Records excerpted from a collection:

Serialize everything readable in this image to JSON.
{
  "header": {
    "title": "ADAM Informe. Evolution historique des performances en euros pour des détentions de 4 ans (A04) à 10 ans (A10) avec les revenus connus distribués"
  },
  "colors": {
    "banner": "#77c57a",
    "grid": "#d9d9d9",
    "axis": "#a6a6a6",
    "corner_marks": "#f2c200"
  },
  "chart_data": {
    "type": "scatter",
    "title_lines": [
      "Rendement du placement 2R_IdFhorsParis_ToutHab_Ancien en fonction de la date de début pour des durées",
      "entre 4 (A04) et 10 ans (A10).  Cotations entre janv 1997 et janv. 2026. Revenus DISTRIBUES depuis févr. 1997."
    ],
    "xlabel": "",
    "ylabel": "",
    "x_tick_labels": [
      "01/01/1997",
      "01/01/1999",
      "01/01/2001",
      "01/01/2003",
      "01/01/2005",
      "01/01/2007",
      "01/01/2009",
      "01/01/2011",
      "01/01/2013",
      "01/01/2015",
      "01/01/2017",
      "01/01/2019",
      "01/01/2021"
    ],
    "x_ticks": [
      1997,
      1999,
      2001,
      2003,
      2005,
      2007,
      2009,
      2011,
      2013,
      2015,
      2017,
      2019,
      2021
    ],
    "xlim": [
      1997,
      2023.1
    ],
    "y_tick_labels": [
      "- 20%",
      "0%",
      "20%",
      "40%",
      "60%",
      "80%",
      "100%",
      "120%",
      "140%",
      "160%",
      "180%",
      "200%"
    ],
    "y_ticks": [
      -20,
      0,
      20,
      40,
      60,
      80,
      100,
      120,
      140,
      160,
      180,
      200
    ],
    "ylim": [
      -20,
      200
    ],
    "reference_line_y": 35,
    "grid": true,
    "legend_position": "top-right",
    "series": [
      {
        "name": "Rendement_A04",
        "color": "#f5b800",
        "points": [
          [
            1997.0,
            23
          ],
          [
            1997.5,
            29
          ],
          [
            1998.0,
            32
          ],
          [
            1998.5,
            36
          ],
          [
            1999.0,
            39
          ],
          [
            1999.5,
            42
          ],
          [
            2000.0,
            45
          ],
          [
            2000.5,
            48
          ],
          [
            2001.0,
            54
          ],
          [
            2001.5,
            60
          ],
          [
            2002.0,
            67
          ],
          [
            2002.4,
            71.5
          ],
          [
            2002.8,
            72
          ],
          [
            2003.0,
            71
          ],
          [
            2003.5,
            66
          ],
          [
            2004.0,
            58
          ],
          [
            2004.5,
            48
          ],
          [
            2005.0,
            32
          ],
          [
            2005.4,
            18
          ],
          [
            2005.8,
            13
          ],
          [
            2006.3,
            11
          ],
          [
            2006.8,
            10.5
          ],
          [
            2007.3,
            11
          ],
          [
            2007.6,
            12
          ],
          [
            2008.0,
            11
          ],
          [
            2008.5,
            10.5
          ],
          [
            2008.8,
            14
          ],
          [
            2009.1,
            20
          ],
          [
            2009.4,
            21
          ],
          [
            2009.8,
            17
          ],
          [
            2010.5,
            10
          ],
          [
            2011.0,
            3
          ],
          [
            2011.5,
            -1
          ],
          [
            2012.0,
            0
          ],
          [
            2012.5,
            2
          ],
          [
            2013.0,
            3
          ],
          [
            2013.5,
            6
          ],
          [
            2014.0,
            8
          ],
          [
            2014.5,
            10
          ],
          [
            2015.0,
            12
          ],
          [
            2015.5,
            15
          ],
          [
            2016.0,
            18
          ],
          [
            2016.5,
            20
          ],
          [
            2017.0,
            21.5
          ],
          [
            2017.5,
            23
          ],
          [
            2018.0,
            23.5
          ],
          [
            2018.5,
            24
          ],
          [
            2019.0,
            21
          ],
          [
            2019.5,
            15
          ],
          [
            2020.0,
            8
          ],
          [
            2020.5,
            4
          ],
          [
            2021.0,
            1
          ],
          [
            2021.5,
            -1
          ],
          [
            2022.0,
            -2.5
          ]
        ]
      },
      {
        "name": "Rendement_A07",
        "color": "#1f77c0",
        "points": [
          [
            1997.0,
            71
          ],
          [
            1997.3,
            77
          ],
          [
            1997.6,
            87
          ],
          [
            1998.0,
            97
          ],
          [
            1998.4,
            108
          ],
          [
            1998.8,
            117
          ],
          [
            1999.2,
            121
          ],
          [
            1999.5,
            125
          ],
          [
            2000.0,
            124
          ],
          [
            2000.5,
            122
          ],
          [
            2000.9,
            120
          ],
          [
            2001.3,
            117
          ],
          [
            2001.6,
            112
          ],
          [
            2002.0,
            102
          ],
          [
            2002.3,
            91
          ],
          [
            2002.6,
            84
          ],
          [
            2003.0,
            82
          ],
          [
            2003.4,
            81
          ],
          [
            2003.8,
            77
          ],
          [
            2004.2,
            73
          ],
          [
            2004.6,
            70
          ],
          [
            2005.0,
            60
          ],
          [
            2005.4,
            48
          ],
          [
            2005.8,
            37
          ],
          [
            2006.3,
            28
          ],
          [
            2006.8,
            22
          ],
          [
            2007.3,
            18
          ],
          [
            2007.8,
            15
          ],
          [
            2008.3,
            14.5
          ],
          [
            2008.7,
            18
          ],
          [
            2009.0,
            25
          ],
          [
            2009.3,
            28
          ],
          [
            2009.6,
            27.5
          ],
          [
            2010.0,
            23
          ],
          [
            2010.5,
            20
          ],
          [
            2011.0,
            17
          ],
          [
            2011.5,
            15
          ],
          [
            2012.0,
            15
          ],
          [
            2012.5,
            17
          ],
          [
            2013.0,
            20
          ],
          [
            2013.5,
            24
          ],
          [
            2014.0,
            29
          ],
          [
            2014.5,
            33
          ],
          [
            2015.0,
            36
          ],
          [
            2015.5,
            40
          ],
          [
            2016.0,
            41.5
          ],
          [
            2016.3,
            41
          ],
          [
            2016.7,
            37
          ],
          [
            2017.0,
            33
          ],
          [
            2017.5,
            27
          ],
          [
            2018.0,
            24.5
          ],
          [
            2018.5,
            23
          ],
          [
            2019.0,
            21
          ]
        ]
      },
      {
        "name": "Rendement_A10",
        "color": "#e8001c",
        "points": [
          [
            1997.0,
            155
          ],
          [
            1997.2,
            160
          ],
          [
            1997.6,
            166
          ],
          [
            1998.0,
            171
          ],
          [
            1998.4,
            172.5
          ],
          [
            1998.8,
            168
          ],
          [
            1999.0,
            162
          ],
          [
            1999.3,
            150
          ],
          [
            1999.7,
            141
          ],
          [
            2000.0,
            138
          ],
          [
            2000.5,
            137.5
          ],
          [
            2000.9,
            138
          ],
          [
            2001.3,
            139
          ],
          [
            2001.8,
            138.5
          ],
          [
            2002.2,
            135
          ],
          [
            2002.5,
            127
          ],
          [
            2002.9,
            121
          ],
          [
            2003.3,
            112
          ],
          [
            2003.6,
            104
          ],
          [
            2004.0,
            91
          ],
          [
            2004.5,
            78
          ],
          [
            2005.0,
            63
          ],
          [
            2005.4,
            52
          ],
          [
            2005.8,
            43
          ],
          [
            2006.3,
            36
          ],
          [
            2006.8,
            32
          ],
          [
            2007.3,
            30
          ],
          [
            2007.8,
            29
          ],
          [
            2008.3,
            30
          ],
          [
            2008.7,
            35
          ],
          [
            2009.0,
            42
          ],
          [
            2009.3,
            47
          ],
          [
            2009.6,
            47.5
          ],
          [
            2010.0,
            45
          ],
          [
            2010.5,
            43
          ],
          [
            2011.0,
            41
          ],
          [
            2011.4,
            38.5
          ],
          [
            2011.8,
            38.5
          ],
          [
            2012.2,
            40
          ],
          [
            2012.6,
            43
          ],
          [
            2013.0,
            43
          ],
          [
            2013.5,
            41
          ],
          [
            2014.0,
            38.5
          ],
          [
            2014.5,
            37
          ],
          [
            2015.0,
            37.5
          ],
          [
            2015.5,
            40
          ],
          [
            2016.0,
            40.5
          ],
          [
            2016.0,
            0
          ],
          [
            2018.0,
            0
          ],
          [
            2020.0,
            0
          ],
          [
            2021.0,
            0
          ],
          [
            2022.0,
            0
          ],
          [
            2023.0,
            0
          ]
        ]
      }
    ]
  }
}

● YOUR TASK
Count the lines in the entries that hold the word "name", and give nothing but the total.

● FINISHED TASK
3